**Records to use**
※

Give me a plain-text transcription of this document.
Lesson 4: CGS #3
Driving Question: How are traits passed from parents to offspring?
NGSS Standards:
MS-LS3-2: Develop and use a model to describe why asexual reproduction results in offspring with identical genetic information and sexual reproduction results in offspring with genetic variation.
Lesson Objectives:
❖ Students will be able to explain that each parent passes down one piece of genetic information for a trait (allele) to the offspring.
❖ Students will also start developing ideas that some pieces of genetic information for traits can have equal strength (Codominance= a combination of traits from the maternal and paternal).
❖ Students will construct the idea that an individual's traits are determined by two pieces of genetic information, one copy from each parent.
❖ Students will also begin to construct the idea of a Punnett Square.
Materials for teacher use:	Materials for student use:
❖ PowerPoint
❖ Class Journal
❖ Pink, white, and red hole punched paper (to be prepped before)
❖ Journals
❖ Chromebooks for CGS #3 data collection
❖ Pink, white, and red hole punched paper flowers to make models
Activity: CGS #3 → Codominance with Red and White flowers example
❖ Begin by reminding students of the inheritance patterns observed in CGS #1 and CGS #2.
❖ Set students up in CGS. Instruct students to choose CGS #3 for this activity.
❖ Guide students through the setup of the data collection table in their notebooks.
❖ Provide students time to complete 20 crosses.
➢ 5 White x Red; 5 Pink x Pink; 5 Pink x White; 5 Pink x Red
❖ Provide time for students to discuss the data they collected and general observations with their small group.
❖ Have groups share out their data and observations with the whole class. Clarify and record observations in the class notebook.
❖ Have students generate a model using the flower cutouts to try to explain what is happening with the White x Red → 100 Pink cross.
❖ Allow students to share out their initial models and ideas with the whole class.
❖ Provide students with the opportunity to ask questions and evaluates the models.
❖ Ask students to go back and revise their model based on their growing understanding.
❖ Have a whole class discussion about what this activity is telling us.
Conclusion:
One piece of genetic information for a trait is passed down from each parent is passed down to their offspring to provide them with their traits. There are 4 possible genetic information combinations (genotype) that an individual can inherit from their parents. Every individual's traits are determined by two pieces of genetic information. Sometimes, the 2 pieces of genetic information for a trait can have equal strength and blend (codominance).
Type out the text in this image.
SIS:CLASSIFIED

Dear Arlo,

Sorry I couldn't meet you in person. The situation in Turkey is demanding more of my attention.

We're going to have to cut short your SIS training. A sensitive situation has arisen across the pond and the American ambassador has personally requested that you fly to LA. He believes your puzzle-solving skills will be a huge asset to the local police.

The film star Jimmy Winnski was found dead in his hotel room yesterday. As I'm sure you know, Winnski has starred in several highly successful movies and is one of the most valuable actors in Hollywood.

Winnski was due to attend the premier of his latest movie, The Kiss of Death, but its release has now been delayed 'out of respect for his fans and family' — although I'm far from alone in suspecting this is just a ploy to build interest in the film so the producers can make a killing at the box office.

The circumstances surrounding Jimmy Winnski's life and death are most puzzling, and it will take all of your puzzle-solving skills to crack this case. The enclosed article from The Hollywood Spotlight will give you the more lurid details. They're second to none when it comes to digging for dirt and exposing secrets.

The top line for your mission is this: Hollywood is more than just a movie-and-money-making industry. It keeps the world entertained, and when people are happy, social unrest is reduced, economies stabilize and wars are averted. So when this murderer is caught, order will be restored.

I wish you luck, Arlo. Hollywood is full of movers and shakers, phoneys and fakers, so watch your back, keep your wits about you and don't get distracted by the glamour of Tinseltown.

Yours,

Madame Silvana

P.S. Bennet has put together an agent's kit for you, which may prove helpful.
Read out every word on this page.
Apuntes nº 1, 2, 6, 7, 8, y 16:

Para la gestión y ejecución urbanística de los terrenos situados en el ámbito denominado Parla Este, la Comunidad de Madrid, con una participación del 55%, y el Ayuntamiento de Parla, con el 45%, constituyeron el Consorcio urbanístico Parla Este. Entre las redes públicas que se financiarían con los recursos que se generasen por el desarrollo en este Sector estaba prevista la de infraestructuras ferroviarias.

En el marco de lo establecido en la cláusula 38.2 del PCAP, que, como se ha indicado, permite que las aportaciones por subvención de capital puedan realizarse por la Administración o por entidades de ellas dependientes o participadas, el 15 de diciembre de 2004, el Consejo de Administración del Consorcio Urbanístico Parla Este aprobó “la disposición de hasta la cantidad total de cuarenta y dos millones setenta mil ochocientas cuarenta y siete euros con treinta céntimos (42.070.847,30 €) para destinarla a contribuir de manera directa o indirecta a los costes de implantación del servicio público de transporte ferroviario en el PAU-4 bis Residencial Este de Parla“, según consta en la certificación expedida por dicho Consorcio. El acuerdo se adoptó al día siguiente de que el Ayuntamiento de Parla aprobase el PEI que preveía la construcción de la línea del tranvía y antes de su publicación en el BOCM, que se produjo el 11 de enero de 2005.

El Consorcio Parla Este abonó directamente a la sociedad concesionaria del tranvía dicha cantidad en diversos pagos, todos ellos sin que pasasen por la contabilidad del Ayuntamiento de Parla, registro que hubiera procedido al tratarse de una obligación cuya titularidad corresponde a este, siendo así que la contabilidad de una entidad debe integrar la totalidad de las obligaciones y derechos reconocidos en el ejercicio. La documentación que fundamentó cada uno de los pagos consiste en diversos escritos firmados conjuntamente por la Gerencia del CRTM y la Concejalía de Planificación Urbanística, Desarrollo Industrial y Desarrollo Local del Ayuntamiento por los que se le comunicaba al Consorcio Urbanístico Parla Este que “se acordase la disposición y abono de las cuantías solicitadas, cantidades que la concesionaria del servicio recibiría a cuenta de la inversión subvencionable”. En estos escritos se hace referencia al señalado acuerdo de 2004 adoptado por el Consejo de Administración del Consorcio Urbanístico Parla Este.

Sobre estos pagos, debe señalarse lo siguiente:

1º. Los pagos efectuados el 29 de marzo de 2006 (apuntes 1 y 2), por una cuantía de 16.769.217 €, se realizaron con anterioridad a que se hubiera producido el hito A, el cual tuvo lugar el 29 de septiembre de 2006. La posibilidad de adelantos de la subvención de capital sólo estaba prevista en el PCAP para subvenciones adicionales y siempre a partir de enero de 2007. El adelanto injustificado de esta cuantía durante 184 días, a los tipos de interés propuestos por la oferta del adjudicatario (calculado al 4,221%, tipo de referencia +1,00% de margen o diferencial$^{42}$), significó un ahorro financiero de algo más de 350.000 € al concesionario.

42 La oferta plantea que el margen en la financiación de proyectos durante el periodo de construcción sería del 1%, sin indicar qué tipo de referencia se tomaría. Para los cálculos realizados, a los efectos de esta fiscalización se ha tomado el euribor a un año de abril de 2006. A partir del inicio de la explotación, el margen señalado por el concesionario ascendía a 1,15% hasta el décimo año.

※

**Objective**
How many of the listing's lines contain "more"? Respond with a single number and nothing else.

**Correct response**
3